WHAT THIS TASK INVOLVES ->
Look through the material and copy each line holding "symbol".

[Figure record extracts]
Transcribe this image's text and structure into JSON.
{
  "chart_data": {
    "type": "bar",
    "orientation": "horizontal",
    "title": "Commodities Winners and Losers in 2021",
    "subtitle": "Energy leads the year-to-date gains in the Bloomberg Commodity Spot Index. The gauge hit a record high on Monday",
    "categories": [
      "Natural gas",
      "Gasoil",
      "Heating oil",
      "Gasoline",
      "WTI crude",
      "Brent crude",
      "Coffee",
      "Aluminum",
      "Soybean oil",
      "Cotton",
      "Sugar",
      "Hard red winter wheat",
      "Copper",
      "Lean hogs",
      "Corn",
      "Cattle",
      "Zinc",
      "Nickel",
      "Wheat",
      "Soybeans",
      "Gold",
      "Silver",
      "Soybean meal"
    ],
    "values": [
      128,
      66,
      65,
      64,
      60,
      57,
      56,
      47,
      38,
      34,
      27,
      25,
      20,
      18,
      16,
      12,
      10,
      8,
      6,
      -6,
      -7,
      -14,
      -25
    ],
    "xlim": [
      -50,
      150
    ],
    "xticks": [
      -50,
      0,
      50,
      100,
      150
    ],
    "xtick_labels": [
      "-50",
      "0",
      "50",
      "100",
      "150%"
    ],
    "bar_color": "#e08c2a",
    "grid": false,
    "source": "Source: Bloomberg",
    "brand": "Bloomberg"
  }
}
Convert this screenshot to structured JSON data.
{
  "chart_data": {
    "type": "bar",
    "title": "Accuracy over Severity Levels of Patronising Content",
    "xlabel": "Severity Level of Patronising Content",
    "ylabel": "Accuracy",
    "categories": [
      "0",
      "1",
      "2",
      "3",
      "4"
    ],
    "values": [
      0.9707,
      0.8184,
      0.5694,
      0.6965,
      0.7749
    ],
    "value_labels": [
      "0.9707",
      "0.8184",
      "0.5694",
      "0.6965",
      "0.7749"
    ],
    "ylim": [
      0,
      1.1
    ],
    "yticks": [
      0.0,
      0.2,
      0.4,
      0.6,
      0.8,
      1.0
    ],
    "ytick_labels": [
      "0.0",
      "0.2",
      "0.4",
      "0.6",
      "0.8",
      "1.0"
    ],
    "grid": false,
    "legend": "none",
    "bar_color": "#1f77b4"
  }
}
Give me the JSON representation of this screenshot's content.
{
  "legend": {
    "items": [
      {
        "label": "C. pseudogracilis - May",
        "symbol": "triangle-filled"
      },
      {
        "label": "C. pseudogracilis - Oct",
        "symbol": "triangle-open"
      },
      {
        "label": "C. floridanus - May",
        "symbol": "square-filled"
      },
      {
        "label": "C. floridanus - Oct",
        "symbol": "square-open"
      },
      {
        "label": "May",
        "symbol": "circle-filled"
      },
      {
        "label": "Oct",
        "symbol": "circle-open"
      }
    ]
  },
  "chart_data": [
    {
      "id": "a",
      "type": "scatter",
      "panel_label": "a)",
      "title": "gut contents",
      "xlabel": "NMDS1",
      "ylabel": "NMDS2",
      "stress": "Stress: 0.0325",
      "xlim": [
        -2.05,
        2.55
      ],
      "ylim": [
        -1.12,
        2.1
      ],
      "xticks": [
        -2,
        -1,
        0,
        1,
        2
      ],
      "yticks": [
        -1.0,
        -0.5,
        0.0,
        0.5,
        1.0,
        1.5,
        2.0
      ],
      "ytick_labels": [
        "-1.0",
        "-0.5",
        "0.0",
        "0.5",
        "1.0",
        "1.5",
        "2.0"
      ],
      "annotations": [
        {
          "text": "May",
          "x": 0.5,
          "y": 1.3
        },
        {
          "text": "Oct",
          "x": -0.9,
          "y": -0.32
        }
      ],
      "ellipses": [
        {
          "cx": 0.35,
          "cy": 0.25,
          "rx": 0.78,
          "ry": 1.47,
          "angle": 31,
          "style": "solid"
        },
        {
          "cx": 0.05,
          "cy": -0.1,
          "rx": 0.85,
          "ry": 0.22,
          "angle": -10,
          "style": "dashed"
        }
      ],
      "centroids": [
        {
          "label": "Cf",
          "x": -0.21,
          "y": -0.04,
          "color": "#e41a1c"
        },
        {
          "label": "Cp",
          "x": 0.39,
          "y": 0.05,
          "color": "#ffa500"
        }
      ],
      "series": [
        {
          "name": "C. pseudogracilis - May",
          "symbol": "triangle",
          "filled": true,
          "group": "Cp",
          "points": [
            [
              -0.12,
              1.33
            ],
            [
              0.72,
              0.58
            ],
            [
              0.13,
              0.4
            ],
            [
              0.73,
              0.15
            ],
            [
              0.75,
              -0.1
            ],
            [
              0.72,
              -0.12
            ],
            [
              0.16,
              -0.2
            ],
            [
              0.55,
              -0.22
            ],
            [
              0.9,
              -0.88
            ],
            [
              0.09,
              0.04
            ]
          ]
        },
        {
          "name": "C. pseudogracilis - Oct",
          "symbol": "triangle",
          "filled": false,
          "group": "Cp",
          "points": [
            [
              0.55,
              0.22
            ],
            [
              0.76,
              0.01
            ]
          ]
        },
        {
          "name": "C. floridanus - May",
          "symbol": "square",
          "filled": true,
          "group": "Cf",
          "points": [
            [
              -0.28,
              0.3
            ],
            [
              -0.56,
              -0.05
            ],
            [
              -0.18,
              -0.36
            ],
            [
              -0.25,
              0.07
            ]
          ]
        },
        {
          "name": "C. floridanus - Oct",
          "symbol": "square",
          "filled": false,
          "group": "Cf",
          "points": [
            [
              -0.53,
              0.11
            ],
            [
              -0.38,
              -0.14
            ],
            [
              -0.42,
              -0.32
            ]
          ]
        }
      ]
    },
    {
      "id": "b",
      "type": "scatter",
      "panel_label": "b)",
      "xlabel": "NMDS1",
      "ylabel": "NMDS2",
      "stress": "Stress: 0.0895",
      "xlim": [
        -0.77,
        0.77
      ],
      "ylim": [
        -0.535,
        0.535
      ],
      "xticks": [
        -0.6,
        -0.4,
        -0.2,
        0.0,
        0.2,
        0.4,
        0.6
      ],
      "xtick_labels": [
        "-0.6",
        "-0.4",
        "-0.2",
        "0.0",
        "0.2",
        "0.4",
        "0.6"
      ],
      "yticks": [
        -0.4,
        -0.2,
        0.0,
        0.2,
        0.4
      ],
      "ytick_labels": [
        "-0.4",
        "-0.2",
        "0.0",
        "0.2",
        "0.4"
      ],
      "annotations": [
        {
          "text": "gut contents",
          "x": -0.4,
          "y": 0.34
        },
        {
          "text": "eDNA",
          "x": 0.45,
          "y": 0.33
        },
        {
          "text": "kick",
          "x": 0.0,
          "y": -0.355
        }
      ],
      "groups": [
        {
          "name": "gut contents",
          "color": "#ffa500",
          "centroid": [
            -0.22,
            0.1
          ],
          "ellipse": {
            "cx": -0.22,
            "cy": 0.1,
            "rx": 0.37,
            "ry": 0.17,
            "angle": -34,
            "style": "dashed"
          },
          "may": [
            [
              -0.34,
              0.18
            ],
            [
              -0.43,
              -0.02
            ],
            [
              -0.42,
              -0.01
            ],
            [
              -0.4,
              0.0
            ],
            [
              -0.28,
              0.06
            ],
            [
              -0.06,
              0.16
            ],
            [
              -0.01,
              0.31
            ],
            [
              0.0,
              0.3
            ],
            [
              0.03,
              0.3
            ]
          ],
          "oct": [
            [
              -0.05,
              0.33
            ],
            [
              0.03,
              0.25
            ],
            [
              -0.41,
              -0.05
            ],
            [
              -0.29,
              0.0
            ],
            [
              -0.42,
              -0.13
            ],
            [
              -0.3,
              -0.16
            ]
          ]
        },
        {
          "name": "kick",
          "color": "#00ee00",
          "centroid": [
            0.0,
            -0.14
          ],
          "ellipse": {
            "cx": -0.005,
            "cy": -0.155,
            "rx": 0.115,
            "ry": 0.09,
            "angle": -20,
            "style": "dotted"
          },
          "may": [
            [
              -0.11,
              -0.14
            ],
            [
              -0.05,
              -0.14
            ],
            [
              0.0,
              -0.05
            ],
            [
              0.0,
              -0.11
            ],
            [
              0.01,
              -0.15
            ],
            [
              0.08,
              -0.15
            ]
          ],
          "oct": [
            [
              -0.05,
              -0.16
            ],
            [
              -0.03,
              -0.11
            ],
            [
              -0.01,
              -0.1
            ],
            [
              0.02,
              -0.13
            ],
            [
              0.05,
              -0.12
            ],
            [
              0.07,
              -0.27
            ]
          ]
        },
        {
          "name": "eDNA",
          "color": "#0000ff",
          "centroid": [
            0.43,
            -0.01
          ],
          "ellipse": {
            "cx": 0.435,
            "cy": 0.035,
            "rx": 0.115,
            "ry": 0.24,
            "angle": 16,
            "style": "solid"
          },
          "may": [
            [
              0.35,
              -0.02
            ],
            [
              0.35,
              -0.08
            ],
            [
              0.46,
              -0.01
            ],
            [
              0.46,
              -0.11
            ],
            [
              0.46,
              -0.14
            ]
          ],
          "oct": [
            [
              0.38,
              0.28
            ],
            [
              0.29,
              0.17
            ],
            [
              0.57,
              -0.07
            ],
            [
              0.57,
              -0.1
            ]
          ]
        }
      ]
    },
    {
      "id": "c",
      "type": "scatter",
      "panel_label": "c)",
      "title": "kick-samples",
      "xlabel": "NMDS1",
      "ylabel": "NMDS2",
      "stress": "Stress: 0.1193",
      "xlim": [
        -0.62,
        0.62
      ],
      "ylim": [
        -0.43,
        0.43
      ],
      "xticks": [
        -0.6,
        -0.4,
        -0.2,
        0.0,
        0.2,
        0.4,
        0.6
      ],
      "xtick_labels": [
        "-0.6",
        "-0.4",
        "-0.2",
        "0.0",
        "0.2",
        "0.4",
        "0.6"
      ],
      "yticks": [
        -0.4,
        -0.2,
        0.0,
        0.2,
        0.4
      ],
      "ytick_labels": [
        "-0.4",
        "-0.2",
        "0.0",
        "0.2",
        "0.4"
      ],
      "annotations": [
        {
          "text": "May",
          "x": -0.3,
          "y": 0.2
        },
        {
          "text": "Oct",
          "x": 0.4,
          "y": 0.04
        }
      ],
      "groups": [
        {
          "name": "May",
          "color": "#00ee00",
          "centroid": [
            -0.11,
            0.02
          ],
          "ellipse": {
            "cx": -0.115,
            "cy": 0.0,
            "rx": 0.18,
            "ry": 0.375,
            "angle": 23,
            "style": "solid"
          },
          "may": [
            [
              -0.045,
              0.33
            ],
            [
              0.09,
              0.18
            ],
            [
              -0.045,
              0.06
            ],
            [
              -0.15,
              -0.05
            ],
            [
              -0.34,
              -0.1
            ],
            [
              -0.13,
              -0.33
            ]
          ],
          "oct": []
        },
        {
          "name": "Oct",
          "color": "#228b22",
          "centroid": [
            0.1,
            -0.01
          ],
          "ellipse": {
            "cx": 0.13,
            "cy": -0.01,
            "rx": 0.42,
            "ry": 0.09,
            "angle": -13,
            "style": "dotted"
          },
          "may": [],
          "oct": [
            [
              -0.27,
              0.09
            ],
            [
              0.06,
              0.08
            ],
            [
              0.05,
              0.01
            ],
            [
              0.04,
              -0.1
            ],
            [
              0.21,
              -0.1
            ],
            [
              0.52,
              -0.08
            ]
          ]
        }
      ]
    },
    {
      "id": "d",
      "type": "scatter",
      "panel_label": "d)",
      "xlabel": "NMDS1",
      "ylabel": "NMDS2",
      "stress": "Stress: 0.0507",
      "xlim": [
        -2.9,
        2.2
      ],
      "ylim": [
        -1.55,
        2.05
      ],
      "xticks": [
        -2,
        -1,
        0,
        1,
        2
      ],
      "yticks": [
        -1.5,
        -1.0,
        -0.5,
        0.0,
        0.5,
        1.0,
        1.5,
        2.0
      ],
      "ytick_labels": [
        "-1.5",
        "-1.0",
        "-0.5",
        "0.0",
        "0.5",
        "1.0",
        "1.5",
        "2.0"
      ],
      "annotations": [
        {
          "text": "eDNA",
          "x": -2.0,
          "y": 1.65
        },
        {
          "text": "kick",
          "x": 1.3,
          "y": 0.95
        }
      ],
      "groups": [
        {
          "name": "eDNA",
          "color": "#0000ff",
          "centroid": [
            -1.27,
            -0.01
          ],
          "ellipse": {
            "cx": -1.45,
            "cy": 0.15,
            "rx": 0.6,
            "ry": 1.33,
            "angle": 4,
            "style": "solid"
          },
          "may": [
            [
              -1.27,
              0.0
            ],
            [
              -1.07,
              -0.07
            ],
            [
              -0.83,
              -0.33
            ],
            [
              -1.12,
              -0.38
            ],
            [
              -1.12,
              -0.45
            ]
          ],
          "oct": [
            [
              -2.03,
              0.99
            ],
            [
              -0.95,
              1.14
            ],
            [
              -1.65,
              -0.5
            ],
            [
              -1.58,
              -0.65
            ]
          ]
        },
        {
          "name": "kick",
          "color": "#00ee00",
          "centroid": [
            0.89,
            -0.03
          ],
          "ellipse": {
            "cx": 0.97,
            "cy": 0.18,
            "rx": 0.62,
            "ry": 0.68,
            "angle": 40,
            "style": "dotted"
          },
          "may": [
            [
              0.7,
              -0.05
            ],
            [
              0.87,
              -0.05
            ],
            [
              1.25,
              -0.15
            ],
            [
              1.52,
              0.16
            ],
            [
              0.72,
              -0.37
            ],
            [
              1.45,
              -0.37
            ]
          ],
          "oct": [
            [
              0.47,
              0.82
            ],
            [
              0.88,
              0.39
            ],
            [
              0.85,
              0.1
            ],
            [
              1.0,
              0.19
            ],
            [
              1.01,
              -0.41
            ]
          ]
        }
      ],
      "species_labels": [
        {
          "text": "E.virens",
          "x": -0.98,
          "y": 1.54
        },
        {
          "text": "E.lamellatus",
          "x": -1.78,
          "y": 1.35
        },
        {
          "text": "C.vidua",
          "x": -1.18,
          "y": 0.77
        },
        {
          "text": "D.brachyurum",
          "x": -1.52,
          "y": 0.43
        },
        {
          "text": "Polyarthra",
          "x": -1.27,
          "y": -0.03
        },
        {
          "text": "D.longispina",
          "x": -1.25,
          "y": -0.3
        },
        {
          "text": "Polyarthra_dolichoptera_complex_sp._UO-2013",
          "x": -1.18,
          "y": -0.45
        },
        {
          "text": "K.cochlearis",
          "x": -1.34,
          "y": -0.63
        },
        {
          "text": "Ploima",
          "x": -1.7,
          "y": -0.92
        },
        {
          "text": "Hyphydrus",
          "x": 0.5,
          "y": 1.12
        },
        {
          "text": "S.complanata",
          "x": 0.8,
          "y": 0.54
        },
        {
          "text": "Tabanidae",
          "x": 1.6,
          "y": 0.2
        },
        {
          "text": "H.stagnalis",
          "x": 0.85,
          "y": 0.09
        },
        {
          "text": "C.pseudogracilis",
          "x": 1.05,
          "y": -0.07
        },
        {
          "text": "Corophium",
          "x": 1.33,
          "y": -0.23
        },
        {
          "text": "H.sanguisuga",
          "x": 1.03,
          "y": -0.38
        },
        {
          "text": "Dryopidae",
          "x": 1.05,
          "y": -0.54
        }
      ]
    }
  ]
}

SOLUTION TO THE EXERCISE ->
        "symbol": "triangle-filled"
        "symbol": "triangle-open"
        "symbol": "square-filled"
        "symbol": "square-open"
        "symbol": "circle-filled"
        "symbol": "circle-open"
          "symbol": "triangle",
          "symbol": "triangle",
          "symbol": "square",
          "symbol": "square",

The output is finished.